Given data:
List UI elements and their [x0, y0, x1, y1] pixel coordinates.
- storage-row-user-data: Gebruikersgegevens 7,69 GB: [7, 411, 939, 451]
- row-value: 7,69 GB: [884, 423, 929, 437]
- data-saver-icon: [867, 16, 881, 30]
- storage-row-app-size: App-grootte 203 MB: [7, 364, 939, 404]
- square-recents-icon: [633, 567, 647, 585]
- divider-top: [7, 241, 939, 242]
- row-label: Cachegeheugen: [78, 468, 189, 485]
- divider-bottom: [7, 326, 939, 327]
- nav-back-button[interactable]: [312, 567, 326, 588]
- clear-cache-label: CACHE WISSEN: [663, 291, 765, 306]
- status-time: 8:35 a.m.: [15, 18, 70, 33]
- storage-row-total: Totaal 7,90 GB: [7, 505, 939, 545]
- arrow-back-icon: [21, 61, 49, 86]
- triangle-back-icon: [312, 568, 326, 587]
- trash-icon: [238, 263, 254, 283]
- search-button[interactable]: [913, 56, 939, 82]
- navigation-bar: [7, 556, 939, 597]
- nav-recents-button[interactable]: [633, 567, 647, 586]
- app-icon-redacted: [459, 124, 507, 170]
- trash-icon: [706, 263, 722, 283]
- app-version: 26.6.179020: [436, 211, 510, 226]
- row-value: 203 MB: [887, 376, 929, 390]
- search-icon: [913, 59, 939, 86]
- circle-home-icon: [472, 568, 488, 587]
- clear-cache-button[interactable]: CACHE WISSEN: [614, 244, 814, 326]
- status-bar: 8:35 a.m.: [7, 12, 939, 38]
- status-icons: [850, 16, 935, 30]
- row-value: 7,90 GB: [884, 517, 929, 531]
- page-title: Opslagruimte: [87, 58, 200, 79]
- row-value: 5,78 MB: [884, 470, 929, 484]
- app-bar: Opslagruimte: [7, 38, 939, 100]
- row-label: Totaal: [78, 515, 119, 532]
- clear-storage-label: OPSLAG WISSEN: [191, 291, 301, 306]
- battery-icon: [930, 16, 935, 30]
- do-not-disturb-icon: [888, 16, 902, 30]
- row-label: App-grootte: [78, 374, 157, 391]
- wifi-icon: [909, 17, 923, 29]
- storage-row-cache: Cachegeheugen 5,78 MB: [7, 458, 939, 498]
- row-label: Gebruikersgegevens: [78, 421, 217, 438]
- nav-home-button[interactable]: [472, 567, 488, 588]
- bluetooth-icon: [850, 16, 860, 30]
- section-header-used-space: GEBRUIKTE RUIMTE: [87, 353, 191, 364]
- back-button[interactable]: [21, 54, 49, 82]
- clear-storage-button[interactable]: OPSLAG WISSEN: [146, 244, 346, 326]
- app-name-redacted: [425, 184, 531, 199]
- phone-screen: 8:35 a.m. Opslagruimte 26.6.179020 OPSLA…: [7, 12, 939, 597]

Stated problem:
Pull every line from the records above and reproduce each one without any change.

The answer:
List UI elements and their [x0, y0, x1, y1] pixel coordinates.
- storage-row-user-data: Gebruikersgegevens 7,69 GB: [7, 411, 939, 451]
- row-value: 7,69 GB: [884, 423, 929, 437]
- data-saver-icon: [867, 16, 881, 30]
- storage-row-app-size: App-grootte 203 MB: [7, 364, 939, 404]
- square-recents-icon: [633, 567, 647, 585]
- divider-top: [7, 241, 939, 242]
- row-label: Cachegeheugen: [78, 468, 189, 485]
- divider-bottom: [7, 326, 939, 327]
- nav-back-button[interactable]: [312, 567, 326, 588]
- clear-cache-label: CACHE WISSEN: [663, 291, 765, 306]
- status-time: 8:35 a.m.: [15, 18, 70, 33]
- storage-row-total: Totaal 7,90 GB: [7, 505, 939, 545]
- arrow-back-icon: [21, 61, 49, 86]
- triangle-back-icon: [312, 568, 326, 587]
- trash-icon: [238, 263, 254, 283]
- search-button[interactable]: [913, 56, 939, 82]
- navigation-bar: [7, 556, 939, 597]
- nav-recents-button[interactable]: [633, 567, 647, 586]
- app-icon-redacted: [459, 124, 507, 170]
- trash-icon: [706, 263, 722, 283]
- app-version: 26.6.179020: [436, 211, 510, 226]
- row-value: 203 MB: [887, 376, 929, 390]
- search-icon: [913, 59, 939, 86]
- circle-home-icon: [472, 568, 488, 587]
- clear-cache-button[interactable]: CACHE WISSEN: [614, 244, 814, 326]
- status-bar: 8:35 a.m.: [7, 12, 939, 38]
- status-icons: [850, 16, 935, 30]
- row-value: 7,90 GB: [884, 517, 929, 531]
- page-title: Opslagruimte: [87, 58, 200, 79]
- row-value: 5,78 MB: [884, 470, 929, 484]
- app-bar: Opslagruimte: [7, 38, 939, 100]
- row-label: Totaal: [78, 515, 119, 532]
- clear-storage-label: OPSLAG WISSEN: [191, 291, 301, 306]
- battery-icon: [930, 16, 935, 30]
- do-not-disturb-icon: [888, 16, 902, 30]
- row-label: App-grootte: [78, 374, 157, 391]
- wifi-icon: [909, 17, 923, 29]
- storage-row-cache: Cachegeheugen 5,78 MB: [7, 458, 939, 498]
- row-label: Gebruikersgegevens: [78, 421, 217, 438]
- nav-home-button[interactable]: [472, 567, 488, 588]
- bluetooth-icon: [850, 16, 860, 30]
- section-header-used-space: GEBRUIKTE RUIMTE: [87, 353, 191, 364]
- back-button[interactable]: [21, 54, 49, 82]
- clear-storage-button[interactable]: OPSLAG WISSEN: [146, 244, 346, 326]
- app-name-redacted: [425, 184, 531, 199]
- phone-screen: 8:35 a.m. Opslagruimte 26.6.179020 OPSLA…: [7, 12, 939, 597]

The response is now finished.